-------- Record excerpts

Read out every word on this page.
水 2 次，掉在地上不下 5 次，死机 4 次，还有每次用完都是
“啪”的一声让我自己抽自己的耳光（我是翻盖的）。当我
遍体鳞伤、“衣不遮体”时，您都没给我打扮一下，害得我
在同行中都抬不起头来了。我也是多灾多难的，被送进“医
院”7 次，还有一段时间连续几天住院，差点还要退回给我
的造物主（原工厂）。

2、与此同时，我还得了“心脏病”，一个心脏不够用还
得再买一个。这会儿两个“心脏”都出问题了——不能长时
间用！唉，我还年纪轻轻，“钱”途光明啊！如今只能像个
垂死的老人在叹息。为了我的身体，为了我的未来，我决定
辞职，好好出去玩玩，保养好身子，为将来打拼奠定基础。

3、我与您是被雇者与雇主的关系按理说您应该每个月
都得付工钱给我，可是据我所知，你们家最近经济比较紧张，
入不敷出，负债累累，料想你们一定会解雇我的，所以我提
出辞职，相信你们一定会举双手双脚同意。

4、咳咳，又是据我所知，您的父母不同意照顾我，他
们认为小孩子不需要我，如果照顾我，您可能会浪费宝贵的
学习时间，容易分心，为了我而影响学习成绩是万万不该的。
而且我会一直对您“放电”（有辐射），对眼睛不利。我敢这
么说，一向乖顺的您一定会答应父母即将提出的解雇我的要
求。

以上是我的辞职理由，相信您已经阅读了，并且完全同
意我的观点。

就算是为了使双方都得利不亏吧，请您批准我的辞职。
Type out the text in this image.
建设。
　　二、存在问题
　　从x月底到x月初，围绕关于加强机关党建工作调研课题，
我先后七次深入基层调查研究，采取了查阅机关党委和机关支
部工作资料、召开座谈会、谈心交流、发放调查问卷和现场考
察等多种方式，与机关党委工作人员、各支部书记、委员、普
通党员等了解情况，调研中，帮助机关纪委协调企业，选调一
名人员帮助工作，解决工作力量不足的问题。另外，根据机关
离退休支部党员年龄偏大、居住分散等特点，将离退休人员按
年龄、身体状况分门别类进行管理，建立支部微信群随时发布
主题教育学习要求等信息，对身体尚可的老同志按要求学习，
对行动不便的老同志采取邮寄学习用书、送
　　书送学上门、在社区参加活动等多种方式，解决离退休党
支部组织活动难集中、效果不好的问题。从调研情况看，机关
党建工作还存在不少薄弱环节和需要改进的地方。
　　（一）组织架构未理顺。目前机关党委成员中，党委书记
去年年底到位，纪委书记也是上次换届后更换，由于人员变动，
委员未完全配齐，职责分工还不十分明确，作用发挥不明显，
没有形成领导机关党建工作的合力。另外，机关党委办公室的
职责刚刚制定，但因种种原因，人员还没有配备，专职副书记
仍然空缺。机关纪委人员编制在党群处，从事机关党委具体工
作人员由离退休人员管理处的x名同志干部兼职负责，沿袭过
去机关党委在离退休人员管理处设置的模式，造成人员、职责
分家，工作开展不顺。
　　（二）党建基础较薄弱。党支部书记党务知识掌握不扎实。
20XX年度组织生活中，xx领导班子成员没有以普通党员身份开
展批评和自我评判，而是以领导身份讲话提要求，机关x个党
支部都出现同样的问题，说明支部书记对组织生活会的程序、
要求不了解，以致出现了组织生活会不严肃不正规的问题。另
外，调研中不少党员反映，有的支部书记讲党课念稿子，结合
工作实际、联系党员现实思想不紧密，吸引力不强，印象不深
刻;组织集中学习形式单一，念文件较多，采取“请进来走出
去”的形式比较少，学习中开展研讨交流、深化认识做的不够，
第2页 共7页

----------------

What you will do: Print all of the data exactly as it was given.

Written response:
Read out every word on this page.
水 2 次，掉在地上不下 5 次，死机 4 次，还有每次用完都是
“啪”的一声让我自己抽自己的耳光（我是翻盖的）。当我
遍体鳞伤、“衣不遮体”时，您都没给我打扮一下，害得我
在同行中都抬不起头来了。我也是多灾多难的，被送进“医
院”7 次，还有一段时间连续几天住院，差点还要退回给我
的造物主（原工厂）。

2、与此同时，我还得了“心脏病”，一个心脏不够用还
得再买一个。这会儿两个“心脏”都出问题了——不能长时
间用！唉，我还年纪轻轻，“钱”途光明啊！如今只能像个
垂死的老人在叹息。为了我的身体，为了我的未来，我决定
辞职，好好出去玩玩，保养好身子，为将来打拼奠定基础。

3、我与您是被雇者与雇主的关系按理说您应该每个月
都得付工钱给我，可是据我所知，你们家最近经济比较紧张，
入不敷出，负债累累，料想你们一定会解雇我的，所以我提
出辞职，相信你们一定会举双手双脚同意。

4、咳咳，又是据我所知，您的父母不同意照顾我，他
们认为小孩子不需要我，如果照顾我，您可能会浪费宝贵的
学习时间，容易分心，为了我而影响学习成绩是万万不该的。
而且我会一直对您“放电”（有辐射），对眼睛不利。我敢这
么说，一向乖顺的您一定会答应父母即将提出的解雇我的要
求。

以上是我的辞职理由，相信您已经阅读了，并且完全同
意我的观点。

就算是为了使双方都得利不亏吧，请您批准我的辞职。
Type out the text in this image.
建设。
　　二、存在问题
　　从x月底到x月初，围绕关于加强机关党建工作调研课题，
我先后七次深入基层调查研究，采取了查阅机关党委和机关支
部工作资料、召开座谈会、谈心交流、发放调查问卷和现场考
察等多种方式，与机关党委工作人员、各支部书记、委员、普
通党员等了解情况，调研中，帮助机关纪委协调企业，选调一
名人员帮助工作，解决工作力量不足的问题。另外，根据机关
离退休支部党员年龄偏大、居住分散等特点，将离退休人员按
年龄、身体状况分门别类进行管理，建立支部微信群随时发布
主题教育学习要求等信息，对身体尚可的老同志按要求学习，
对行动不便的老同志采取邮寄学习用书、送
　　书送学上门、在社区参加活动等多种方式，解决离退休党
支部组织活动难集中、效果不好的问题。从调研情况看，机关
党建工作还存在不少薄弱环节和需要改进的地方。
　　（一）组织架构未理顺。目前机关党委成员中，党委书记
去年年底到位，纪委书记也是上次换届后更换，由于人员变动，
委员未完全配齐，职责分工还不十分明确，作用发挥不明显，
没有形成领导机关党建工作的合力。另外，机关党委办公室的
职责刚刚制定，但因种种原因，人员还没有配备，专职副书记
仍然空缺。机关纪委人员编制在党群处，从事机关党委具体工
作人员由离退休人员管理处的x名同志干部兼职负责，沿袭过
去机关党委在离退休人员管理处设置的模式，造成人员、职责
分家，工作开展不顺。
　　（二）党建基础较薄弱。党支部书记党务知识掌握不扎实。
20XX年度组织生活中，xx领导班子成员没有以普通党员身份开
展批评和自我评判，而是以领导身份讲话提要求，机关x个党
支部都出现同样的问题，说明支部书记对组织生活会的程序、
要求不了解，以致出现了组织生活会不严肃不正规的问题。另
外，调研中不少党员反映，有的支部书记讲党课念稿子，结合
工作实际、联系党员现实思想不紧密，吸引力不强，印象不深
刻;组织集中学习形式单一，念文件较多，采取“请进来走出
去”的形式比较少，学习中开展研讨交流、深化认识做的不够，
第2页 共7页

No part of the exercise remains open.